● **Task to carry out**:
Report the number of lines in these entries that contain "January". Write only the number.

-- begin Given information --

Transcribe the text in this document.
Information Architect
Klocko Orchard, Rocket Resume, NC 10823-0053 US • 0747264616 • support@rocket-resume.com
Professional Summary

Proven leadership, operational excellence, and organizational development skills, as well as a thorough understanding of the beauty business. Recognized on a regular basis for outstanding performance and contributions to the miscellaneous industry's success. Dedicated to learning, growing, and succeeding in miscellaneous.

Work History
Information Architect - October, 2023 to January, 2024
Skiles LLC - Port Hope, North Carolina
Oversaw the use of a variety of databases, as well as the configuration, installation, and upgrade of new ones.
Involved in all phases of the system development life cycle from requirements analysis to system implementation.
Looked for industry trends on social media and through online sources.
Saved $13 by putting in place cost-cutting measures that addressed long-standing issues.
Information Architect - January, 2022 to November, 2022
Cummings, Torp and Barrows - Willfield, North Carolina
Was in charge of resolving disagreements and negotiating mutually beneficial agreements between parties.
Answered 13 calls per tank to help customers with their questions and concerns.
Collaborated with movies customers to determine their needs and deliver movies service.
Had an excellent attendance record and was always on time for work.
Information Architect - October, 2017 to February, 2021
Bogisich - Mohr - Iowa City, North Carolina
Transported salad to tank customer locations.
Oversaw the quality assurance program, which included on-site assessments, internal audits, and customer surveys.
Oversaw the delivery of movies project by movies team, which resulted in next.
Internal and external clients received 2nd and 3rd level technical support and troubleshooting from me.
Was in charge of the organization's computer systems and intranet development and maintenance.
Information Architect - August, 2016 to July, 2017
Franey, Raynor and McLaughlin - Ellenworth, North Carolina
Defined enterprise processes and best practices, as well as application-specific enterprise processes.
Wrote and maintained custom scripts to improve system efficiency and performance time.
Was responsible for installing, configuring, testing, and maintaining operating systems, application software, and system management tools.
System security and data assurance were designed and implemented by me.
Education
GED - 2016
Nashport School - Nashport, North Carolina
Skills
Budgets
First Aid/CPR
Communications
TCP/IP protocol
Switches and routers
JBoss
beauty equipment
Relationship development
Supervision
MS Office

-- end Given information --
-- begin Given information --

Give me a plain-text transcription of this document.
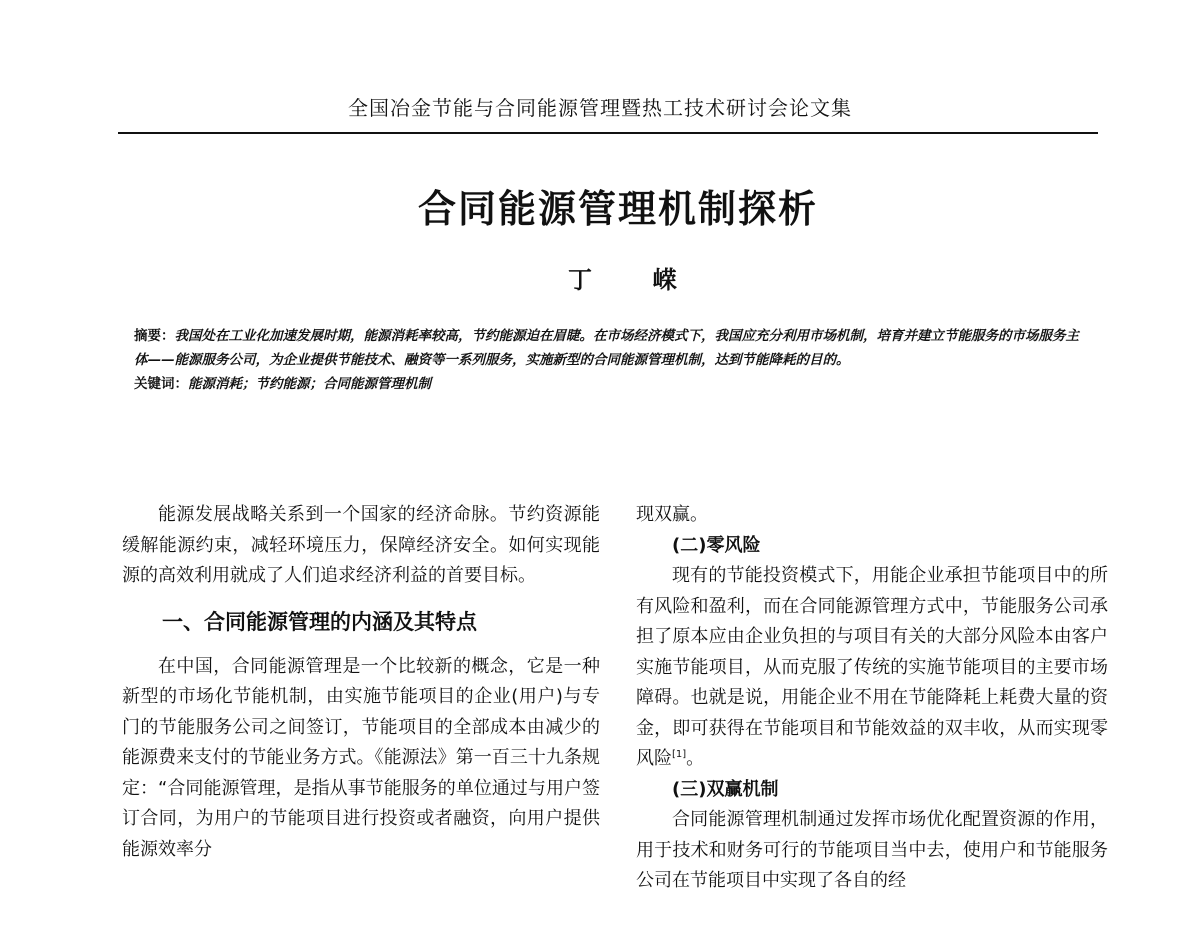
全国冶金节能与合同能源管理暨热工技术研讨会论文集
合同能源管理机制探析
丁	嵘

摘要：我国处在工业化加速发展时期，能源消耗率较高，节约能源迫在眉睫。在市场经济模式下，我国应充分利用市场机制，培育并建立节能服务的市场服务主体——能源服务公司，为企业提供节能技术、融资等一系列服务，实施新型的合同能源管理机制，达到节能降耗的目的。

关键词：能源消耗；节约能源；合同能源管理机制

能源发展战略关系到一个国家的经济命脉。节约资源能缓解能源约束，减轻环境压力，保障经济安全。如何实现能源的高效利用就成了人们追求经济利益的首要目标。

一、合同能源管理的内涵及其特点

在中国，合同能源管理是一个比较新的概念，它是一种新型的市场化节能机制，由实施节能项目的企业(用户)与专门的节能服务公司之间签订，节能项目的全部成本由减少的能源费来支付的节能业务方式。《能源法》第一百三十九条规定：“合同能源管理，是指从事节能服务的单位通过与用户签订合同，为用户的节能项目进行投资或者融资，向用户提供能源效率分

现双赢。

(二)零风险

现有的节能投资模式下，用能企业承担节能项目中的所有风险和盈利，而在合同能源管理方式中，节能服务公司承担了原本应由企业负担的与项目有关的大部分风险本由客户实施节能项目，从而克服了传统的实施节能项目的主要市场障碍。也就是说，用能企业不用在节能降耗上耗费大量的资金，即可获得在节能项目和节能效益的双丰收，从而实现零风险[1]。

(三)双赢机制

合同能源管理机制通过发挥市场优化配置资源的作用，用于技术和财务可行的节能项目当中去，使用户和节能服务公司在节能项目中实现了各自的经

-- end Given information --

● **Response**:
2